>> start RECORDED INFORMATION

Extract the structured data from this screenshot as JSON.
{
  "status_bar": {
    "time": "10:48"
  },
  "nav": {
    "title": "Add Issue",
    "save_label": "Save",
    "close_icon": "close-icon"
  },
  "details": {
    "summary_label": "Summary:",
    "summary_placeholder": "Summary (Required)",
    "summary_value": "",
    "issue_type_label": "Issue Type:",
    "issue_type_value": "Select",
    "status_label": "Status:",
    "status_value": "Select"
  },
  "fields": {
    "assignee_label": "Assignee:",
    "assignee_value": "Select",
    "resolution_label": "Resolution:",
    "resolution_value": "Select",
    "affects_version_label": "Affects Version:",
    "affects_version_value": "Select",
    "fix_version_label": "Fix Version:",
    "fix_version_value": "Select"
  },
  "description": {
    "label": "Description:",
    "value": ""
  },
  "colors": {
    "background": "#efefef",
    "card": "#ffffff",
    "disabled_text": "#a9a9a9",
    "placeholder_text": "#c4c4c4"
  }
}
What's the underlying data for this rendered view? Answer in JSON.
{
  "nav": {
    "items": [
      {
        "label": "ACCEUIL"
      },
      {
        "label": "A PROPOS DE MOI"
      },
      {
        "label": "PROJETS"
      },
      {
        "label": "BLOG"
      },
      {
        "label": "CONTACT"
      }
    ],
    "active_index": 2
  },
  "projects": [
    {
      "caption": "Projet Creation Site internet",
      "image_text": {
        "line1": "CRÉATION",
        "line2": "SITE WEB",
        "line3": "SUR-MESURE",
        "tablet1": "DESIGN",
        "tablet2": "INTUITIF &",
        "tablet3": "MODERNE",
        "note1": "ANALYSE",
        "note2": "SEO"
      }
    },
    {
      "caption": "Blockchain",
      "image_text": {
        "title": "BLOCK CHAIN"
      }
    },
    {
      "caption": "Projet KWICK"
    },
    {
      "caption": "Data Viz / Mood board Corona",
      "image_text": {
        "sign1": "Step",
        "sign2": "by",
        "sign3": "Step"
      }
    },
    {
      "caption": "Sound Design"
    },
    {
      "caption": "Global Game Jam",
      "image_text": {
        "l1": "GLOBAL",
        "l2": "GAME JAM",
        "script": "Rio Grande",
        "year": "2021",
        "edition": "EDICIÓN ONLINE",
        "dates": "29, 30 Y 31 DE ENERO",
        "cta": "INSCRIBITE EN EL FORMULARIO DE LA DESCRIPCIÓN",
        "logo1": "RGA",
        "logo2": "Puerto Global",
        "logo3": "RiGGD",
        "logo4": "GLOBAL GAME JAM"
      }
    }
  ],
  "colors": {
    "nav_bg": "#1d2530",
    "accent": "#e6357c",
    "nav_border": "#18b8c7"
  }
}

>> end RECORDED INFORMATION

* PROMPT: The lines above should be duplicated exactly.

* RESPONSE TO THIS TASK:
Extract the structured data from this screenshot as JSON.
{
  "status_bar": {
    "time": "10:48"
  },
  "nav": {
    "title": "Add Issue",
    "save_label": "Save",
    "close_icon": "close-icon"
  },
  "details": {
    "summary_label": "Summary:",
    "summary_placeholder": "Summary (Required)",
    "summary_value": "",
    "issue_type_label": "Issue Type:",
    "issue_type_value": "Select",
    "status_label": "Status:",
    "status_value": "Select"
  },
  "fields": {
    "assignee_label": "Assignee:",
    "assignee_value": "Select",
    "resolution_label": "Resolution:",
    "resolution_value": "Select",
    "affects_version_label": "Affects Version:",
    "affects_version_value": "Select",
    "fix_version_label": "Fix Version:",
    "fix_version_value": "Select"
  },
  "description": {
    "label": "Description:",
    "value": ""
  },
  "colors": {
    "background": "#efefef",
    "card": "#ffffff",
    "disabled_text": "#a9a9a9",
    "placeholder_text": "#c4c4c4"
  }
}
What's the underlying data for this rendered view? Answer in JSON.
{
  "nav": {
    "items": [
      {
        "label": "ACCEUIL"
      },
      {
        "label": "A PROPOS DE MOI"
      },
      {
        "label": "PROJETS"
      },
      {
        "label": "BLOG"
      },
      {
        "label": "CONTACT"
      }
    ],
    "active_index": 2
  },
  "projects": [
    {
      "caption": "Projet Creation Site internet",
      "image_text": {
        "line1": "CRÉATION",
        "line2": "SITE WEB",
        "line3": "SUR-MESURE",
        "tablet1": "DESIGN",
        "tablet2": "INTUITIF &",
        "tablet3": "MODERNE",
        "note1": "ANALYSE",
        "note2": "SEO"
      }
    },
    {
      "caption": "Blockchain",
      "image_text": {
        "title": "BLOCK CHAIN"
      }
    },
    {
      "caption": "Projet KWICK"
    },
    {
      "caption": "Data Viz / Mood board Corona",
      "image_text": {
        "sign1": "Step",
        "sign2": "by",
        "sign3": "Step"
      }
    },
    {
      "caption": "Sound Design"
    },
    {
      "caption": "Global Game Jam",
      "image_text": {
        "l1": "GLOBAL",
        "l2": "GAME JAM",
        "script": "Rio Grande",
        "year": "2021",
        "edition": "EDICIÓN ONLINE",
        "dates": "29, 30 Y 31 DE ENERO",
        "cta": "INSCRIBITE EN EL FORMULARIO DE LA DESCRIPCIÓN",
        "logo1": "RGA",
        "logo2": "Puerto Global",
        "logo3": "RiGGD",
        "logo4": "GLOBAL GAME JAM"
      }
    }
  ],
  "colors": {
    "nav_bg": "#1d2530",
    "accent": "#e6357c",
    "nav_border": "#18b8c7"
  }
}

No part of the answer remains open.